-- START OF ENTRIES PROVIDED --
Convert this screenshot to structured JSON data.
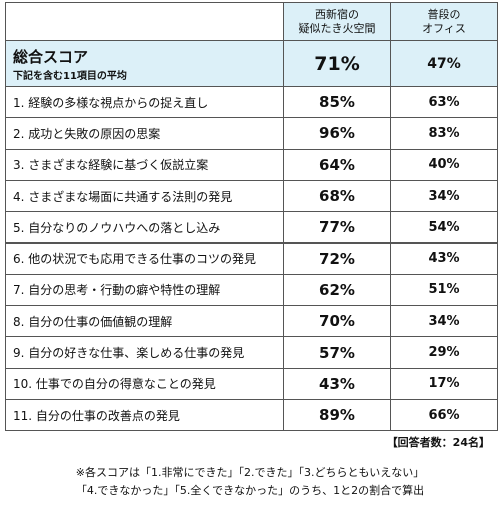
{
  "header": {
    "columns": [
      [
        "西新宿の",
        "疑似たき火空間"
      ],
      [
        "普段の",
        "オフィス"
      ]
    ]
  },
  "summary": {
    "title": "総合スコア",
    "subtitle": "下記を含む11項目の平均",
    "values": [
      "71%",
      "47%"
    ]
  },
  "rows": [
    {
      "label": "1. 経験の多様な視点からの捉え直し",
      "values": [
        "85%",
        "63%"
      ]
    },
    {
      "label": "2. 成功と失敗の原因の思案",
      "values": [
        "96%",
        "83%"
      ]
    },
    {
      "label": "3. さまざまな経験に基づく仮説立案",
      "values": [
        "64%",
        "40%"
      ]
    },
    {
      "label": "4. さまざまな場面に共通する法則の発見",
      "values": [
        "68%",
        "34%"
      ]
    },
    {
      "label": "5. 自分なりのノウハウへの落とし込み",
      "values": [
        "77%",
        "54%"
      ]
    },
    {
      "label": "6. 他の状況でも応用できる仕事のコツの発見",
      "values": [
        "72%",
        "43%"
      ]
    },
    {
      "label": "7. 自分の思考・行動の癖や特性の理解",
      "values": [
        "62%",
        "51%"
      ]
    },
    {
      "label": "8. 自分の仕事の価値観の理解",
      "values": [
        "70%",
        "34%"
      ]
    },
    {
      "label": "9. 自分の好きな仕事、楽しめる仕事の発見",
      "values": [
        "57%",
        "29%"
      ]
    },
    {
      "label": "10. 仕事での自分の得意なことの発見",
      "values": [
        "43%",
        "17%"
      ]
    },
    {
      "label": "11. 自分の仕事の改善点の発見",
      "values": [
        "89%",
        "66%"
      ]
    }
  ],
  "footer": {
    "respondents": "【回答者数：24名】",
    "notes": [
      "※各スコアは「1.非常にできた」「2.できた」「3.どちらともいえない」",
      "「4.できなかった」「5.全くできなかった」のうち、1と2の割合で算出"
    ]
  }
}
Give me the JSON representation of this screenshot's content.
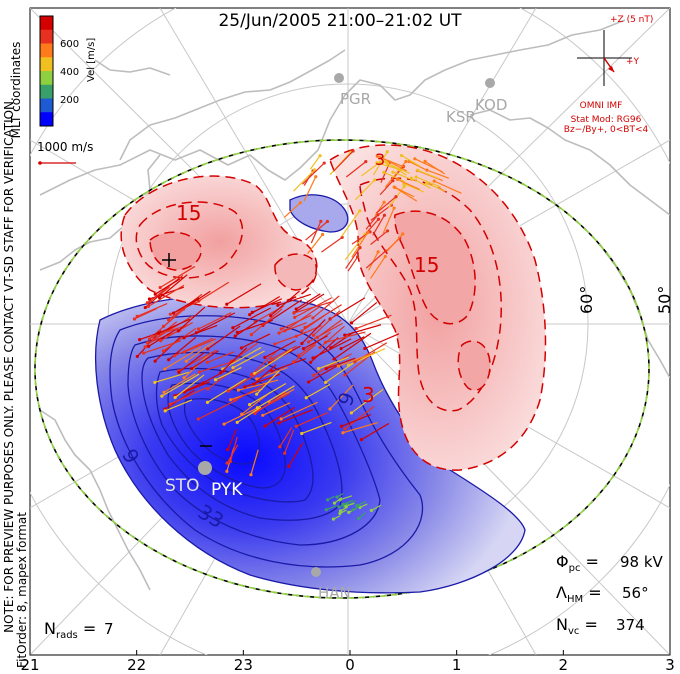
{
  "title": "25/Jun/2005 21:00–21:02 UT",
  "colorbar": {
    "label": "Vel [m/s]",
    "ticks": [
      "600",
      "400",
      "200"
    ],
    "colors": [
      "#0000ff",
      "#1e5ad2",
      "#3aa06a",
      "#8fd040",
      "#f0c020",
      "#ff7a1a",
      "#e83020",
      "#d40000"
    ]
  },
  "coordinate_label": "MLT coordinates",
  "watermark": "NOTE: FOR PREVIEW PURPOSES ONLY. PLEASE CONTACT VT-SD STAFF FOR VERIFICATION.",
  "fit_order": "FitOrder: 8, mapex format",
  "reference_vector": "1000 m/s",
  "imf": {
    "plus_z": "+Z (5 nT)",
    "plus_y": "+Y",
    "label": "OMNI IMF",
    "stat_mod": "Stat Mod: RG96",
    "condition": "Bz−/By+, 0<BT<4",
    "color": "#d40000"
  },
  "stations": [
    "PGR",
    "KSR",
    "KOD",
    "STO",
    "PYK",
    "HAN"
  ],
  "latitude_labels": [
    "60°",
    "50°"
  ],
  "stats": {
    "phi_pc": "98 kV",
    "lambda_hm": "56°",
    "n_vc": "374",
    "n_rads": "7"
  },
  "chart_data": {
    "type": "convection map (polar contour)",
    "x_ticks_mlt": [
      "21",
      "22",
      "23",
      "0",
      "1",
      "2",
      "3"
    ],
    "potential_contour_labels": [
      "15",
      "3",
      "9",
      "15",
      "3",
      "9",
      "33"
    ],
    "positive_cell_color": "#cc0000",
    "negative_cell_color": "#0000cc",
    "heppner_maynard_boundary_color": "#8fd040"
  }
}
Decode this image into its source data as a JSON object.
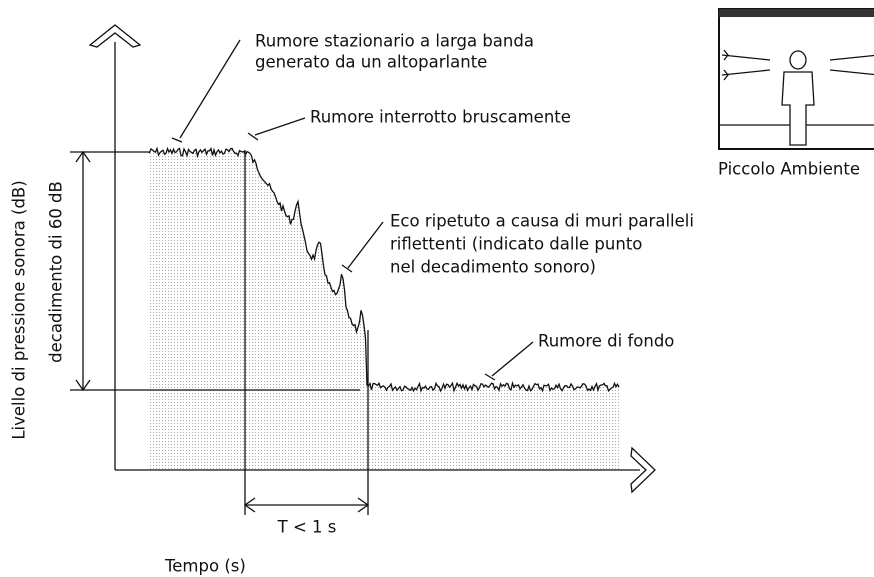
{
  "axes": {
    "y_label": "Livello di pressione sonora (dB)",
    "x_label": "Tempo (s)"
  },
  "decay_label": "decadimento di 60 dB",
  "time_label": "T < 1 s",
  "annotations": [
    {
      "lines": [
        "Rumore stazionario a larga banda",
        "generato da un altoparlante"
      ]
    },
    {
      "lines": [
        "Rumore interrotto bruscamente"
      ]
    },
    {
      "lines": [
        "Eco ripetuto a causa di muri paralleli",
        "riflettenti (indicato dalle punto",
        "nel decadimento sonoro)"
      ]
    },
    {
      "lines": [
        "Rumore di fondo"
      ]
    }
  ],
  "inset": {
    "label": "Piccolo Ambiente"
  }
}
-- END OF ENTRIES PROVIDED --
THE PROBLEM »
Reproduce each line of the material containing the word "Rumore".

EXPECTED ANSWER »
        "Rumore stazionario a larga banda",
        "Rumore interrotto bruscamente"
        "Rumore di fondo"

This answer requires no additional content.